■ **Required work**
Go through the entries below and count the lines holding the word "product". Reply with only the number, please.

Rows from a figure dataset:
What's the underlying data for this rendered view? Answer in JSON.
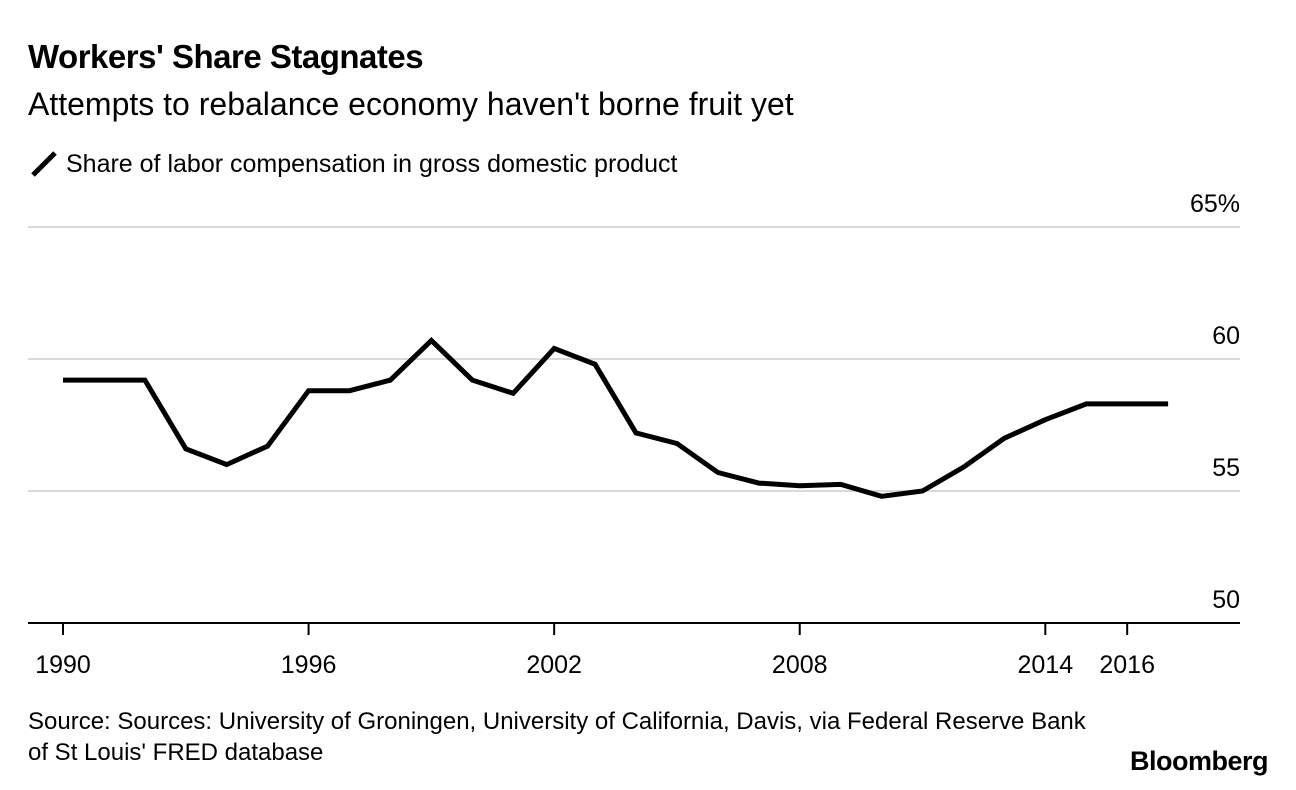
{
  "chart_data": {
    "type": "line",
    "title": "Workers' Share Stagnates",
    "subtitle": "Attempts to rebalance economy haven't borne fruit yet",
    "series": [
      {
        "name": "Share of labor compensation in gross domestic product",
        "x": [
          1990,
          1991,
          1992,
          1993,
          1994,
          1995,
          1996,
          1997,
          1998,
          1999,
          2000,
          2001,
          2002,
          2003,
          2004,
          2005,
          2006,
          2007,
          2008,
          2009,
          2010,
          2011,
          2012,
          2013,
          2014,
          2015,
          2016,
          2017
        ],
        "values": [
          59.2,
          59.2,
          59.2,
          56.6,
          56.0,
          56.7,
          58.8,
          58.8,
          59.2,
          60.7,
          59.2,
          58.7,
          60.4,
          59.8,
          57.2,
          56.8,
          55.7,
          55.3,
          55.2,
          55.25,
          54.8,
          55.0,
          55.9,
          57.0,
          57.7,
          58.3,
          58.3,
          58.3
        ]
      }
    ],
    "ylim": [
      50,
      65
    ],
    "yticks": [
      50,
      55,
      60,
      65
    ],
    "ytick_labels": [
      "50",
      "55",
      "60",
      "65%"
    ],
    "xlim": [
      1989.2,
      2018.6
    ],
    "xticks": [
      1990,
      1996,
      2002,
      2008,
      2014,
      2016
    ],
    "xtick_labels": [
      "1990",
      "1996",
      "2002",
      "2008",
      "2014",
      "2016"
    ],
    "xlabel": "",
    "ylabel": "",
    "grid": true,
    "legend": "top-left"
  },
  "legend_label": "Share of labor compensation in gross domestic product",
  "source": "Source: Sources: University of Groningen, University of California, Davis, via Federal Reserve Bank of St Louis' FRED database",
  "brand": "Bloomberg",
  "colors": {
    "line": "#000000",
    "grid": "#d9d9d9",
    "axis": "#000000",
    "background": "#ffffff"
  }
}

■ **Reply**
2